Text extract>
☆ ☆ ☆ ☆ ☆ ☆ ☆
The Defending Education Transparency and Ending Rogue Regimes Engaging in Nefarious Transactions, or DETERRENT Act, would amend the Higher Education Act to lower the current foreign gift reporting threshold for colleges and universities from $250,000 to $50,000, with a $0 threshold for “countries of concern” including China and Russia.

In addition to lowering institutional foreign gift reporting requirements, the DETERRENT Act would require institutions to secure a waiver from the Department of Education before entering into a contract with any country of concern and introduce new foreign gift reporting requirements for individual faculty and staff members. The bill would also require institutions to annually report their investments with countries of concern and foreign entities of concern. These “investment disclosure reports” would be published on a publicly searchable database. Institutions that fail to comply with the reporting requirements could be fined or lose access to federal financial aid programs for students.

House Republicans first introduced the DETERRENT Act in 2023, when it passed the House but failed to make progress in the Senate. The latest version of the bill has 21 cosponsors, two of whom are Democrats.

“The lack of transparency around foreign relationships with our nation’s universities should concern every American as we see stolen research, antisemitic propaganda, and academic censorship,” said bill cosponsor and House Education and Workforce Committee Chair Tim Walberg (R-MI) in an online statement. “We should be loud and clear; no American university should be helping the Chinese Communist Party or other entities continue to threaten U.S. national security.”
☆ ☆ ☆ ☆ ☆ ☆ ☆
(A run of records)

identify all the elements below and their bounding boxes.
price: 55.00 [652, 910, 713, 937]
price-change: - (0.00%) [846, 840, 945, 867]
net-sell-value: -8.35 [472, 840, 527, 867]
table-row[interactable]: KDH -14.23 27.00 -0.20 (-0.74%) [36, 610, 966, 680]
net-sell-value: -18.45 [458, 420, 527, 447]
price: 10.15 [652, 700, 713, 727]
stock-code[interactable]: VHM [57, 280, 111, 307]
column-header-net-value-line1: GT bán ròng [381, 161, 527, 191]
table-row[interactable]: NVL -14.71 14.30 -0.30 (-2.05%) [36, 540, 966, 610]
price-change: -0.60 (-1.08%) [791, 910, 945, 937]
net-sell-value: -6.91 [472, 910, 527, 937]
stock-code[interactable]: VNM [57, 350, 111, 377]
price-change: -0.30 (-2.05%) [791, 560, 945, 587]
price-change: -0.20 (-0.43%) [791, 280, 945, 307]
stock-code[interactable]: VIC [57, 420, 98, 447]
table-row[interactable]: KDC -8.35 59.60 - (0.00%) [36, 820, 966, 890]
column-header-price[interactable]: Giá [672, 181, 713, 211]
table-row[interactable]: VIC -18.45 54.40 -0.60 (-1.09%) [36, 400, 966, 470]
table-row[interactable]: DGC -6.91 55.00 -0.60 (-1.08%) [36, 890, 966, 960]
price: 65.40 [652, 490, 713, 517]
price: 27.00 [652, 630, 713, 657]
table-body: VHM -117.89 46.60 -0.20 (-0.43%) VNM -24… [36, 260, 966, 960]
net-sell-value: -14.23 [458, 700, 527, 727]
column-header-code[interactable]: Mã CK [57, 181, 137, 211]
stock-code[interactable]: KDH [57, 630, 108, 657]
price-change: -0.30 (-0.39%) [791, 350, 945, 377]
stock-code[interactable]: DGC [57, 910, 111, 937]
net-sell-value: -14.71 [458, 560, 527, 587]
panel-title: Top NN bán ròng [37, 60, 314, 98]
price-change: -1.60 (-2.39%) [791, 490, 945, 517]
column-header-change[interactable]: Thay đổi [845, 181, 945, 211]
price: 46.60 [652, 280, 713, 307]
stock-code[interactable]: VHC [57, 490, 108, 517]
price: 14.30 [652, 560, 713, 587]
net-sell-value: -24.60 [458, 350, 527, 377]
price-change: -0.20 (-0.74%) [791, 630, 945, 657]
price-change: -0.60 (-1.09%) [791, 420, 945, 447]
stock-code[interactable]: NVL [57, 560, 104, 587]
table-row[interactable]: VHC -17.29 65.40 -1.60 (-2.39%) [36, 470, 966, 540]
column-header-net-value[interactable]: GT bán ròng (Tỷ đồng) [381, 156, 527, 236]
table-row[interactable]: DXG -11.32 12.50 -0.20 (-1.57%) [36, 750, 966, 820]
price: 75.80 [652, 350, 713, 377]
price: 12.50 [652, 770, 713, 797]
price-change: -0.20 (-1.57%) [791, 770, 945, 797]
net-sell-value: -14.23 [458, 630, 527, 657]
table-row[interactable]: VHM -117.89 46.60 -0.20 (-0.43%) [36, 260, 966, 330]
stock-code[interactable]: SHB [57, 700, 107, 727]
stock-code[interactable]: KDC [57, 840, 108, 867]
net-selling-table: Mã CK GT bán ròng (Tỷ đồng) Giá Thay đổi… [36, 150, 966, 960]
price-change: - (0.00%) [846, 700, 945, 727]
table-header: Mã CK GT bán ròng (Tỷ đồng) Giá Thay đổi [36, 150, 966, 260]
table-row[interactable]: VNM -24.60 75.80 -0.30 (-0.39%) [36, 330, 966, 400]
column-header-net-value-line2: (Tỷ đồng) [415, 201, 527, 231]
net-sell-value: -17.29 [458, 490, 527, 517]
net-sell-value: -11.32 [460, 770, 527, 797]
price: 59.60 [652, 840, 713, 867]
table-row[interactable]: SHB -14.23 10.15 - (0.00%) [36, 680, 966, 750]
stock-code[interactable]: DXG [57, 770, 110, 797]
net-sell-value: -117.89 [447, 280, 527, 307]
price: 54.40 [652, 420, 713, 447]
☆ ☆ ☆ ☆ ☆ ☆ ☆
Aim of the exercise>
From the DETERRENT Act text, extract the passage from "In addition to" up to and including "programs for students.", copying it word for word.

Task answer>
In addition to lowering institutional foreign gift reporting requirements, the DETERRENT Act would require institutions to secure a waiver from the Department of Education before entering into a contract with any country of concern and introduce new foreign gift reporting requirements for individual faculty and staff members. The bill would also require institutions to annually report their investments with countries of concern and foreign entities of concern. These “investment disclosure reports” would be published on a publicly searchable database. Institutions that fail to comply with the reporting requirements could be fined or lose access to federal financial aid programs for students.